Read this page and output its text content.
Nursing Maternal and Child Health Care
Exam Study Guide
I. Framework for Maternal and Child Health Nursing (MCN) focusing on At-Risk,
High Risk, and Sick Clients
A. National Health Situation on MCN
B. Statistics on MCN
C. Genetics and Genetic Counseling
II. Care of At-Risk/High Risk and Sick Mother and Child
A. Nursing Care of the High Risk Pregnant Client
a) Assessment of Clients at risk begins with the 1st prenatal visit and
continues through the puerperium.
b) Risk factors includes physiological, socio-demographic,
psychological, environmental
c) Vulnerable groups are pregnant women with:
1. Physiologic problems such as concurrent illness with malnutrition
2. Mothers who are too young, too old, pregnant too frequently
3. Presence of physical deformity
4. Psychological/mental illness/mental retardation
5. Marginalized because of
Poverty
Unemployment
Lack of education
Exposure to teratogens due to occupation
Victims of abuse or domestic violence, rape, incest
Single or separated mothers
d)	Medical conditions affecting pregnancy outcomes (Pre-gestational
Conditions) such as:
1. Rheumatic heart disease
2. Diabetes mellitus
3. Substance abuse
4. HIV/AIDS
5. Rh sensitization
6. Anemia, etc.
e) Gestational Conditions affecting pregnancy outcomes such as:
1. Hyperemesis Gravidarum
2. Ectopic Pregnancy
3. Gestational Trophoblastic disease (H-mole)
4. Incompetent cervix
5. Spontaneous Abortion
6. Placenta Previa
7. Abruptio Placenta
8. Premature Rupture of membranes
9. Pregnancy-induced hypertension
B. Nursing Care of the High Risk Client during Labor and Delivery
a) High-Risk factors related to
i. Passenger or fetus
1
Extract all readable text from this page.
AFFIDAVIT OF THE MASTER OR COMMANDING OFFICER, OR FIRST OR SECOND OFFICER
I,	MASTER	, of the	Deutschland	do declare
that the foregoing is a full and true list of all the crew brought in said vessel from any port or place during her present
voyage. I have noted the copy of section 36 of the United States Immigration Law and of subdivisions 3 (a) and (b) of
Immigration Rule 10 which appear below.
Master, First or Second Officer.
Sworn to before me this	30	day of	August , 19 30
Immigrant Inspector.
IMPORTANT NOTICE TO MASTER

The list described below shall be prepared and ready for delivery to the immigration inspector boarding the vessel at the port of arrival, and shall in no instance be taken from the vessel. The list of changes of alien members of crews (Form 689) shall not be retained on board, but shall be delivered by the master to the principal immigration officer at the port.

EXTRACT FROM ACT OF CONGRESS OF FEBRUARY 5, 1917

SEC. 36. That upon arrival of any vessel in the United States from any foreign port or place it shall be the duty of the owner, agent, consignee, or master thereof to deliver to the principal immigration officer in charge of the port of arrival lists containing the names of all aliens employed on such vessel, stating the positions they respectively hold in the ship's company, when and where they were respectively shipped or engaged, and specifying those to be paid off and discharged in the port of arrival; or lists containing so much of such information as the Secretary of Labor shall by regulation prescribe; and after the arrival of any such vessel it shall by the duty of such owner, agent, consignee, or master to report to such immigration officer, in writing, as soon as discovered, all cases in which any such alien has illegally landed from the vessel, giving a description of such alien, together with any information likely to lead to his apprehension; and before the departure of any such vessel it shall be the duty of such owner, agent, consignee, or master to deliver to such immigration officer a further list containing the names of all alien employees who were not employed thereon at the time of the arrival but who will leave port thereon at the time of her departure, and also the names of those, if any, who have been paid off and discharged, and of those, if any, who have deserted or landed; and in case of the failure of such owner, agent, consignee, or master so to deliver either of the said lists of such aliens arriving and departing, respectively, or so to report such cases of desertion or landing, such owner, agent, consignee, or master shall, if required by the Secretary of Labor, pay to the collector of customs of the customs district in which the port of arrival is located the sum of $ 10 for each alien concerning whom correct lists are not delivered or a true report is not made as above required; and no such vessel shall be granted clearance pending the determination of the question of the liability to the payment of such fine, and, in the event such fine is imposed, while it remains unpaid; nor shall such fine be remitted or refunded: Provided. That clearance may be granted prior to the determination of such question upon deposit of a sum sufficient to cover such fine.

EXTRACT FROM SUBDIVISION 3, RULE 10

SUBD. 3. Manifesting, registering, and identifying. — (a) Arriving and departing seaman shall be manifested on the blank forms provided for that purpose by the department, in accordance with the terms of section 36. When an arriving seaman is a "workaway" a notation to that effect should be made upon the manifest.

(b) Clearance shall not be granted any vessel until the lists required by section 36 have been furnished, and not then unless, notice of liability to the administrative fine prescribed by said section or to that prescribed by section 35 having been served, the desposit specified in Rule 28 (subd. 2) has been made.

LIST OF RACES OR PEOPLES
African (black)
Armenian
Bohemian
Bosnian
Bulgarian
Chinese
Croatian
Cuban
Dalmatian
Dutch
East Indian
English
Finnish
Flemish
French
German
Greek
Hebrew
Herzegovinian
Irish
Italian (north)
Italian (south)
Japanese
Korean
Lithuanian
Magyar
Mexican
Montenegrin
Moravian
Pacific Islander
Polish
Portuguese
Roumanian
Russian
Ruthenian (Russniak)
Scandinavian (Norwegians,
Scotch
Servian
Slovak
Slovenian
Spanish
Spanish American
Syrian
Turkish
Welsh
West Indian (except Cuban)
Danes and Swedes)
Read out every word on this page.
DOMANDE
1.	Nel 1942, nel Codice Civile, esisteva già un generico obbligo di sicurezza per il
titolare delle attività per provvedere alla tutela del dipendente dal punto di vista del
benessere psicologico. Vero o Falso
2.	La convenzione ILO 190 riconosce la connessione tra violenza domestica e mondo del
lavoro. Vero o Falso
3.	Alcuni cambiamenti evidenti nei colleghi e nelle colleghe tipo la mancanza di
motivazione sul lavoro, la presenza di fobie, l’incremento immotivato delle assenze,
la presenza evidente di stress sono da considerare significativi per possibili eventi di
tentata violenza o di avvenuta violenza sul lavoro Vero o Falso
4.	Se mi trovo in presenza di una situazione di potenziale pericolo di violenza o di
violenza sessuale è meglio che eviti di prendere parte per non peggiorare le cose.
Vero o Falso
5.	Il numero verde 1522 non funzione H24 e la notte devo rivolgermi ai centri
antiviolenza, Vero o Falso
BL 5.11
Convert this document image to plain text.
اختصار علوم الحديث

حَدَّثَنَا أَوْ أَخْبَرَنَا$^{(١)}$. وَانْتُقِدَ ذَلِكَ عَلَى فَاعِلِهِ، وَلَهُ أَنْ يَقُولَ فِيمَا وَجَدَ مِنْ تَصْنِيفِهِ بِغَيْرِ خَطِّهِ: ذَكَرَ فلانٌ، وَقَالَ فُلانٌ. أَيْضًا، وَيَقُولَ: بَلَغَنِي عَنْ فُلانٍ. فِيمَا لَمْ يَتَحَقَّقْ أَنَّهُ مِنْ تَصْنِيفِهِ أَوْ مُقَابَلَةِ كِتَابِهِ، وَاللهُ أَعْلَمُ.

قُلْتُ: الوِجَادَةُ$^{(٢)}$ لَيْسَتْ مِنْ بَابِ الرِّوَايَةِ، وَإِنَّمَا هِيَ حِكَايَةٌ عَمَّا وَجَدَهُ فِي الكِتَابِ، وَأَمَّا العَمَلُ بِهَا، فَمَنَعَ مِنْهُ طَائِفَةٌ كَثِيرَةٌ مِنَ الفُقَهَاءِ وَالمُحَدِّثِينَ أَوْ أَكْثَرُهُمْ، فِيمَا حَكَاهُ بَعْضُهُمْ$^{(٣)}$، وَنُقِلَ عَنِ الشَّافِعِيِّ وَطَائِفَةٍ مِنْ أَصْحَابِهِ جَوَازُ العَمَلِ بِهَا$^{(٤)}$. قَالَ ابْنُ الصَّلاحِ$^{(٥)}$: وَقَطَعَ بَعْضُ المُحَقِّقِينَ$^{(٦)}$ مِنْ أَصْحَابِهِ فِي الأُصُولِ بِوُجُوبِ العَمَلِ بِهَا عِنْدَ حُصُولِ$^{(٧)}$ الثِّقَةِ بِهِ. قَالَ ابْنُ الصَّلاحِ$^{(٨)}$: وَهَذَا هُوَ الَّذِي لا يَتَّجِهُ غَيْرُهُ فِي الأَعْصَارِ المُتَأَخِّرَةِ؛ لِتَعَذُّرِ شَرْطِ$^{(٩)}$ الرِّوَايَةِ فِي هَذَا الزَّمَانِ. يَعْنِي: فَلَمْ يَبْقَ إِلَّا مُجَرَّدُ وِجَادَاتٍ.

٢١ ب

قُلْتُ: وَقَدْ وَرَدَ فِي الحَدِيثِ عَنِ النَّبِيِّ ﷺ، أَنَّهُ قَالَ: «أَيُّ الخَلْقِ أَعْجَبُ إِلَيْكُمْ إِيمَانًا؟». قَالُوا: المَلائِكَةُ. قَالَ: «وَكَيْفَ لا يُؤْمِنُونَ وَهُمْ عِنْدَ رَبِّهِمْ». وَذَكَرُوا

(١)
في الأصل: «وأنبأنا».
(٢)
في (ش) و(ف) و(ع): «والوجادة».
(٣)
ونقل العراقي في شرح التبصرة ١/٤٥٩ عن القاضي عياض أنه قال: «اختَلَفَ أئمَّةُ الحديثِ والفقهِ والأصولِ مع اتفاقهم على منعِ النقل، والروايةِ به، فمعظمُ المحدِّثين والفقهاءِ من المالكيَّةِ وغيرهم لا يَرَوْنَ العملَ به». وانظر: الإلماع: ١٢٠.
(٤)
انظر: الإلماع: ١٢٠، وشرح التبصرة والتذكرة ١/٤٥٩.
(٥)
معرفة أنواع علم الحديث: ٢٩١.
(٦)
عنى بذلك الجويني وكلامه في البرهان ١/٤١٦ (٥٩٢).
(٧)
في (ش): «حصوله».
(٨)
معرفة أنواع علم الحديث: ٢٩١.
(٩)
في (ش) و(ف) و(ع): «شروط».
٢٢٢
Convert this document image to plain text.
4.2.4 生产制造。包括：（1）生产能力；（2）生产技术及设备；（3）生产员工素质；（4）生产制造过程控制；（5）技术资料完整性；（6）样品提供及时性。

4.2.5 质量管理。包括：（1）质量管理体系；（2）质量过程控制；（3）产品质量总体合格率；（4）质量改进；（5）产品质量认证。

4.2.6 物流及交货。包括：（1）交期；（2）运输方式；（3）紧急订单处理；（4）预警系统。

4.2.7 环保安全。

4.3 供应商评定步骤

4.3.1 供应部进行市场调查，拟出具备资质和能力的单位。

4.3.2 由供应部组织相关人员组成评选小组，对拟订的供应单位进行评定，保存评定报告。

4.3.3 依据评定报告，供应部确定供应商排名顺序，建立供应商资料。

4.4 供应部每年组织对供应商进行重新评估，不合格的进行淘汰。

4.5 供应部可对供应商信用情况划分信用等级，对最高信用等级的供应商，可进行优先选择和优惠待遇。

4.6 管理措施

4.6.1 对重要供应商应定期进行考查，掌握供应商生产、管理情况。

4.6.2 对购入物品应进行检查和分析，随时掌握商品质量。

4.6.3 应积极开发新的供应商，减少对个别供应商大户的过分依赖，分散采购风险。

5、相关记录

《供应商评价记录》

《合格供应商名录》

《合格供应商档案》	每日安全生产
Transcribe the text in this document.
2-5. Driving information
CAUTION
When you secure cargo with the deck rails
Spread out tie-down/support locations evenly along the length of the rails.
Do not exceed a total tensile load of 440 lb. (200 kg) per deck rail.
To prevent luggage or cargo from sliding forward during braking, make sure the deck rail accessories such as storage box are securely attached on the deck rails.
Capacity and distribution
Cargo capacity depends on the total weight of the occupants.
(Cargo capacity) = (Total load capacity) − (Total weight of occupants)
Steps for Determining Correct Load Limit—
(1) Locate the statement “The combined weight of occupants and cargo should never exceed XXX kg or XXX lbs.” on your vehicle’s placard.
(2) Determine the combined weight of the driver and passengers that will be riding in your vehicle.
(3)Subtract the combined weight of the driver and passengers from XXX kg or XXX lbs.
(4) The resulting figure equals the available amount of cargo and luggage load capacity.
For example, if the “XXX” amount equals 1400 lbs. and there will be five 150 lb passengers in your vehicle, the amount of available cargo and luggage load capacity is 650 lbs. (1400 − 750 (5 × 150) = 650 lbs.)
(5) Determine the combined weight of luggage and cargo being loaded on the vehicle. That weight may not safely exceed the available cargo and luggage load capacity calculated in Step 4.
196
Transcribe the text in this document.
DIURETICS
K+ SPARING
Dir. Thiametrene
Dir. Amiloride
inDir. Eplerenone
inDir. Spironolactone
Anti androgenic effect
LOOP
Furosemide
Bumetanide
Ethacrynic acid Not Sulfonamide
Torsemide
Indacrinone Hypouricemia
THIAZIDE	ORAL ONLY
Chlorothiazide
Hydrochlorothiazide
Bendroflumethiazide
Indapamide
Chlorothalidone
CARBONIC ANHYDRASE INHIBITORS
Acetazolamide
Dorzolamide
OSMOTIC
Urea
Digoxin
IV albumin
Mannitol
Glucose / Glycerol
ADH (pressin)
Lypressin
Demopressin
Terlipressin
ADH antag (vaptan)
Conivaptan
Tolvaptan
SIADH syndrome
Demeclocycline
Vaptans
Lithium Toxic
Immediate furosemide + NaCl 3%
════════════════════
# [Your task]
Select and copy every line of the listing with the word "Clients".

# [Result]
High Risk, and Sick Clients
a) Assessment of Clients at risk begins with the 1st prenatal visit and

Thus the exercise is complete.